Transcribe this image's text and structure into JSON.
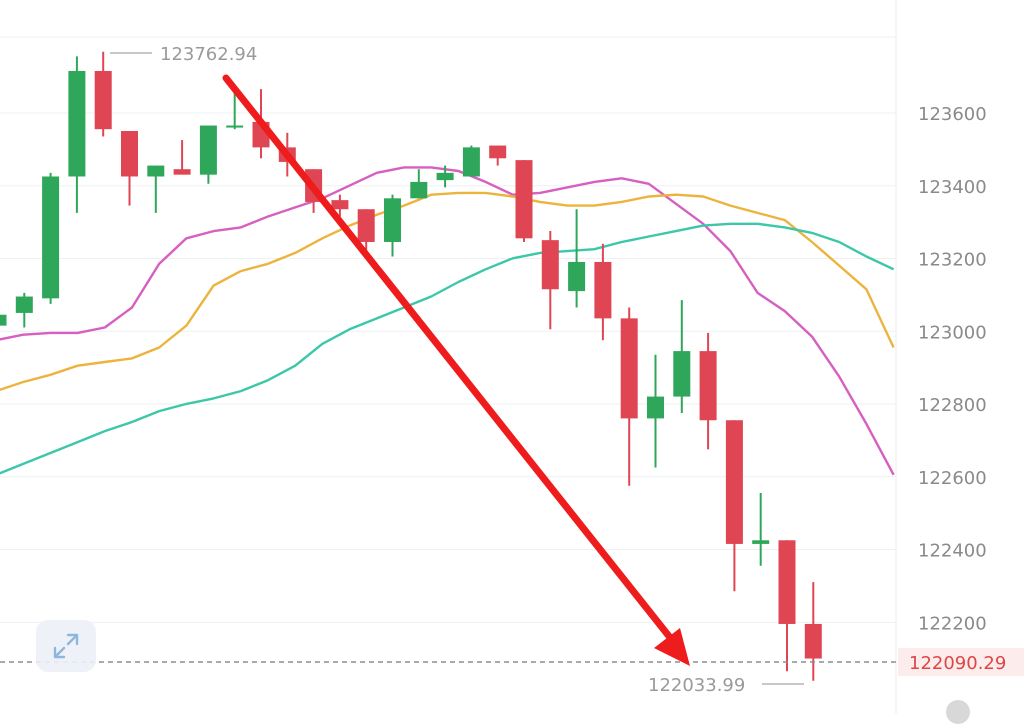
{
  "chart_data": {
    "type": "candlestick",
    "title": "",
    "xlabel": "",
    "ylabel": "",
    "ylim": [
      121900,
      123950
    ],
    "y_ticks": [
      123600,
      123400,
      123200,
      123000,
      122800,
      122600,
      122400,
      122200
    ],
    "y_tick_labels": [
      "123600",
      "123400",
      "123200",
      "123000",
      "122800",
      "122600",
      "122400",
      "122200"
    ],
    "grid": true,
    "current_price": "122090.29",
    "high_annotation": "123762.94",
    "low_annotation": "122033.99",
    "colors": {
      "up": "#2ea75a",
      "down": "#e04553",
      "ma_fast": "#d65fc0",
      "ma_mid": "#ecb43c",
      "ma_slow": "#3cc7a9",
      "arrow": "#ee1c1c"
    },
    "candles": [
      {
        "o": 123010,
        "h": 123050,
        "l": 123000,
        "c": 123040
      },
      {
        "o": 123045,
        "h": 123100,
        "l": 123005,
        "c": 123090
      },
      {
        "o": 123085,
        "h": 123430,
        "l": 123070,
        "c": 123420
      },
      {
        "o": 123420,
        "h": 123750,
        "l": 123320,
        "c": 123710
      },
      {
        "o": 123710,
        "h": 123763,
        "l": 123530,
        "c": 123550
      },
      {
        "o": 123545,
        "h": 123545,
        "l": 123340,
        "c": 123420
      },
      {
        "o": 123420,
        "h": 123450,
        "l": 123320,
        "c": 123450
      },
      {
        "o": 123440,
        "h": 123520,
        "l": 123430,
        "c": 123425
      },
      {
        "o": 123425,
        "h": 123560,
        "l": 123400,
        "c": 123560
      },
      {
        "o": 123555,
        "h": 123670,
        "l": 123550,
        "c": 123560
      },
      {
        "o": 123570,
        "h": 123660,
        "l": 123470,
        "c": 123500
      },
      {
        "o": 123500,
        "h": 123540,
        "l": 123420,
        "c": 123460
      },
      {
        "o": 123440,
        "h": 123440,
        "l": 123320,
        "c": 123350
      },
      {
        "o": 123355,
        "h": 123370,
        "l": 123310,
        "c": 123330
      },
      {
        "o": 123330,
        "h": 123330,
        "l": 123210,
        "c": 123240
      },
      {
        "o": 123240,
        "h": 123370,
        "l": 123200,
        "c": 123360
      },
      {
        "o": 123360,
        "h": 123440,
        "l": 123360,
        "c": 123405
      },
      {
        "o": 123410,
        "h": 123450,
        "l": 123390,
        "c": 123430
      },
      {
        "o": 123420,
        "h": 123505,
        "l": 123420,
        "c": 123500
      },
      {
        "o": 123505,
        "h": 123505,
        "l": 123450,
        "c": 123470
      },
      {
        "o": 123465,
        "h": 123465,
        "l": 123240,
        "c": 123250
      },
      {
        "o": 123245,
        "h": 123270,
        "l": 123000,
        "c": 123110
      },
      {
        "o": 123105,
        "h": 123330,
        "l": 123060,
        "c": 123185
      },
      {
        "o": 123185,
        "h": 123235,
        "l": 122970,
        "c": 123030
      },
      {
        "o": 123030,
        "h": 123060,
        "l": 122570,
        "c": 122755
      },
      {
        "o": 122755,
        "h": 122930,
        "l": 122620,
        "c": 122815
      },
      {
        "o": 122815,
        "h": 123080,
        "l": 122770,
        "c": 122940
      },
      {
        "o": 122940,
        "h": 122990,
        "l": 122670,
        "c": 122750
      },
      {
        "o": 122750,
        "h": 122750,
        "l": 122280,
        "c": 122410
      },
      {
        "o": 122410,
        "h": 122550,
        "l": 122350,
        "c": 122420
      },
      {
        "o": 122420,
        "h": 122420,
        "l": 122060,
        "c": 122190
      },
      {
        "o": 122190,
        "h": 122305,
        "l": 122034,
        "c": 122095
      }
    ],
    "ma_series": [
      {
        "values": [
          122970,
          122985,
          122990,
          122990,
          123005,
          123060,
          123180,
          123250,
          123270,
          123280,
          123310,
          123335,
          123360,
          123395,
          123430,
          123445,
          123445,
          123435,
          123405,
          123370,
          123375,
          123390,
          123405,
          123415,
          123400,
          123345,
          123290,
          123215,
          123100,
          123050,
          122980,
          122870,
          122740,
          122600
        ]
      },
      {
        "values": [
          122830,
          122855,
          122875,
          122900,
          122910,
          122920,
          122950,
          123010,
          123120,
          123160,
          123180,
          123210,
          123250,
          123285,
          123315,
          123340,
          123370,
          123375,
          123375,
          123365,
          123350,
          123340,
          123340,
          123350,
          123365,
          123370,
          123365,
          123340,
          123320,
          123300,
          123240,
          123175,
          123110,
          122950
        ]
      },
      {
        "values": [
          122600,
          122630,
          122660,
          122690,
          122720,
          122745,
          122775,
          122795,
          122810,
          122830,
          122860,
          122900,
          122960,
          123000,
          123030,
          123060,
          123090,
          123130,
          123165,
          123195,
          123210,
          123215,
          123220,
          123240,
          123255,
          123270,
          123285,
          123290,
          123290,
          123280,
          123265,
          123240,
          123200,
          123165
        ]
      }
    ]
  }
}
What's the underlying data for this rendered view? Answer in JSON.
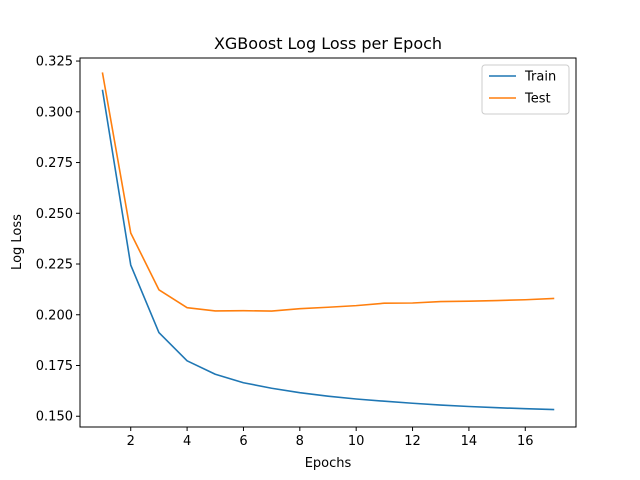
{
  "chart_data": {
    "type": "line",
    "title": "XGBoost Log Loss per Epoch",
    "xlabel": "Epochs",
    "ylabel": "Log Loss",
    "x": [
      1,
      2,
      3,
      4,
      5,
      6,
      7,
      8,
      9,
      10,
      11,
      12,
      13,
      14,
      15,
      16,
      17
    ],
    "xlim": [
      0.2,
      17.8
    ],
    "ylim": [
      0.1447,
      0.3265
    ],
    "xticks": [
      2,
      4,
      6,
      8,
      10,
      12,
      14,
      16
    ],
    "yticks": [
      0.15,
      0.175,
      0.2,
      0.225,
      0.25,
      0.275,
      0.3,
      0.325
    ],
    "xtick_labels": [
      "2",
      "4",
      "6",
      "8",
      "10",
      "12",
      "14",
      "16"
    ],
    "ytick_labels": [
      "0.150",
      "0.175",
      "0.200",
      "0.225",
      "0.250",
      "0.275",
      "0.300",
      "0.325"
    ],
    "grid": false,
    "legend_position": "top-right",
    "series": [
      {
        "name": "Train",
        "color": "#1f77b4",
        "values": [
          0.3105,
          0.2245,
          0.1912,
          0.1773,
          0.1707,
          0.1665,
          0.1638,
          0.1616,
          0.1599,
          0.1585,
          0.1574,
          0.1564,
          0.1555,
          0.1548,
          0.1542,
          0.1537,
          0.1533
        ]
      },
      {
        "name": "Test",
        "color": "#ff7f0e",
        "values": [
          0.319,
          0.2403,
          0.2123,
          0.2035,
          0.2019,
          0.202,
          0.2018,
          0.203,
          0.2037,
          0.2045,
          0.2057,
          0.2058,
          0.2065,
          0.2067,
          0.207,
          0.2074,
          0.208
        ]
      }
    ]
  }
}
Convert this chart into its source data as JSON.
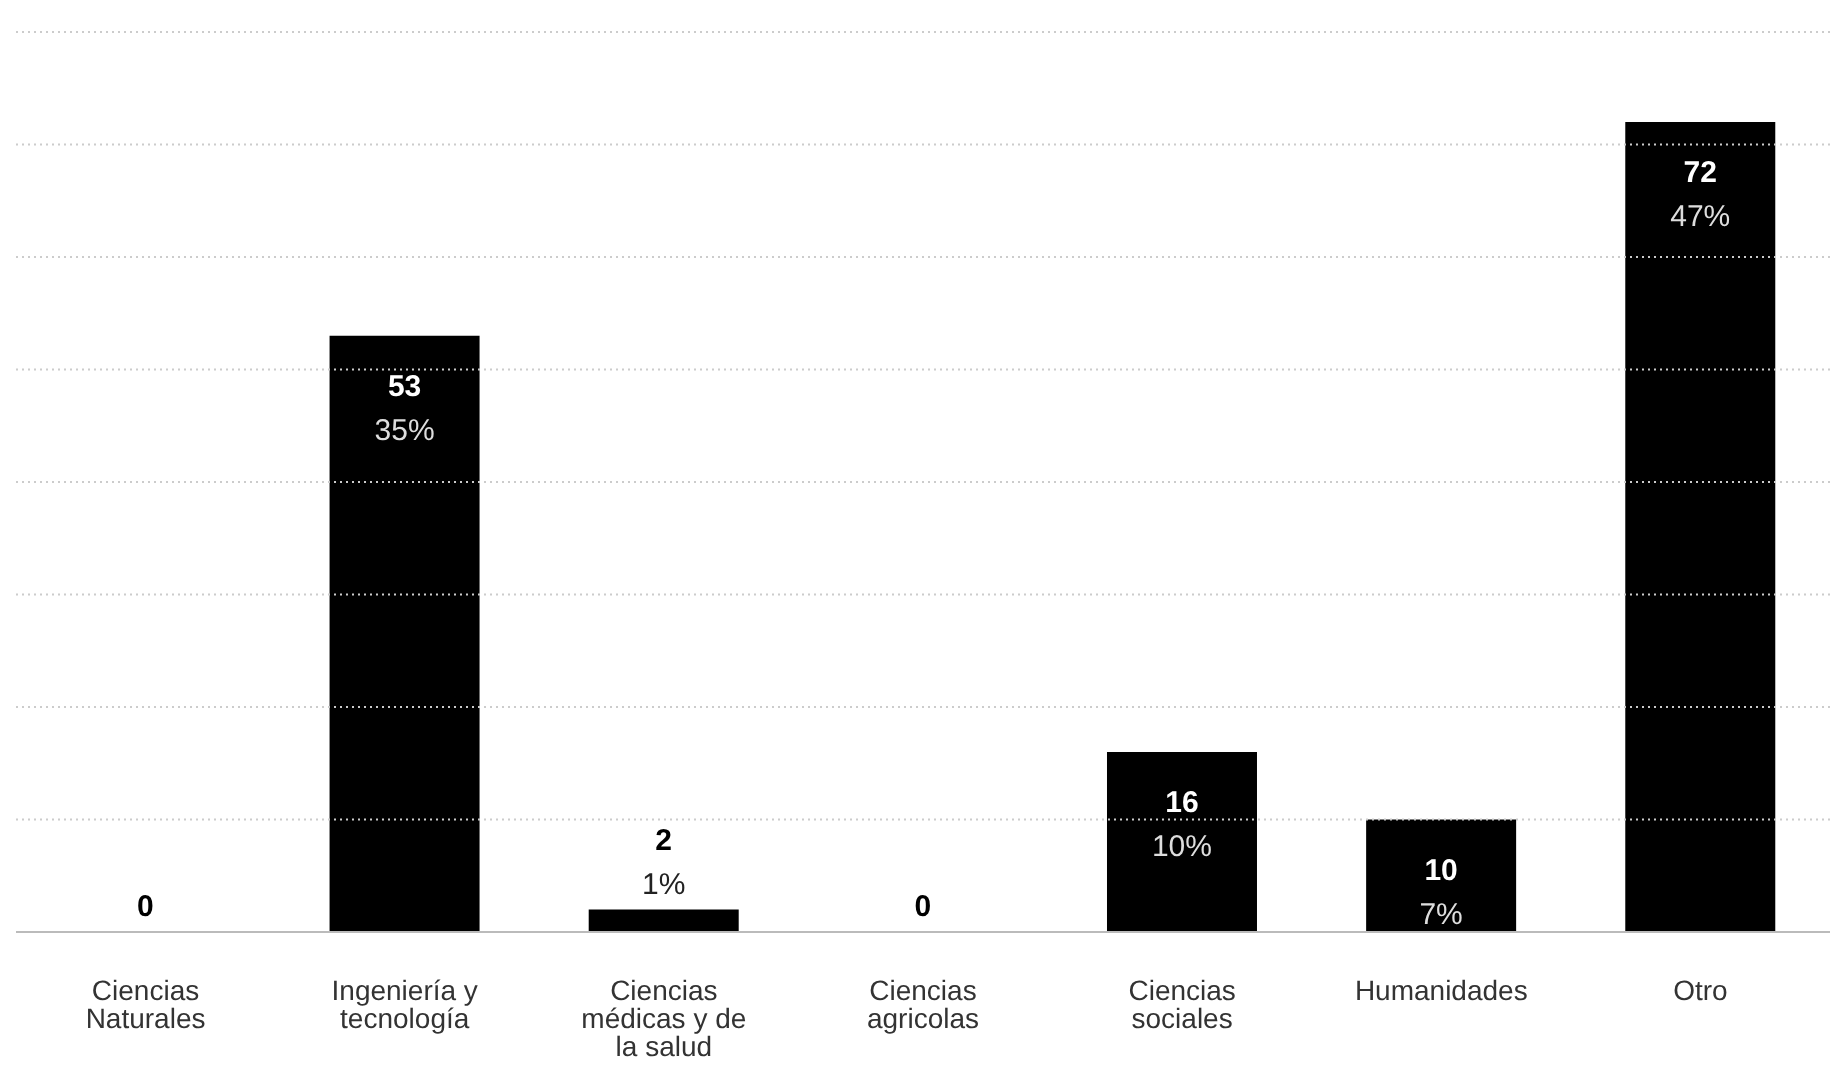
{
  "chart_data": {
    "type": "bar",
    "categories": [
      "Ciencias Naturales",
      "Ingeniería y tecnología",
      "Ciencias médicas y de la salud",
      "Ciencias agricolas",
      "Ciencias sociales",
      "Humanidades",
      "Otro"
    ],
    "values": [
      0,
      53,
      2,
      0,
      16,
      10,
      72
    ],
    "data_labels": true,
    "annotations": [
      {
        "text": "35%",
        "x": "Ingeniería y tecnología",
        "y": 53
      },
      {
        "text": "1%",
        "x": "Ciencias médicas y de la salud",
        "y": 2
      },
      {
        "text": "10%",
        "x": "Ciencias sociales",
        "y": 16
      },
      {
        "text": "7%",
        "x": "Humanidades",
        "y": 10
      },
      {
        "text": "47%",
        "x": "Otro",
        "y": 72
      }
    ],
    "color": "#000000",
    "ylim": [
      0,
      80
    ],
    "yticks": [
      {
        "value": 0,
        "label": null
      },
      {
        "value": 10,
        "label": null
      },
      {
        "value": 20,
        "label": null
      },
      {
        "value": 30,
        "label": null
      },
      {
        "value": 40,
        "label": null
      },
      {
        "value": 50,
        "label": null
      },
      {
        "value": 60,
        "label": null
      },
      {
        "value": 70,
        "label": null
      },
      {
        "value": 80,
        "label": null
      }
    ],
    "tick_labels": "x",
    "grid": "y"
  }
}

- - -

Exercise directions> Copy out every line from the material above in which the word "salud" appears.

Solution to this task>
      "Ciencias médicas y de la salud",
        "x": "Ciencias médicas y de la salud",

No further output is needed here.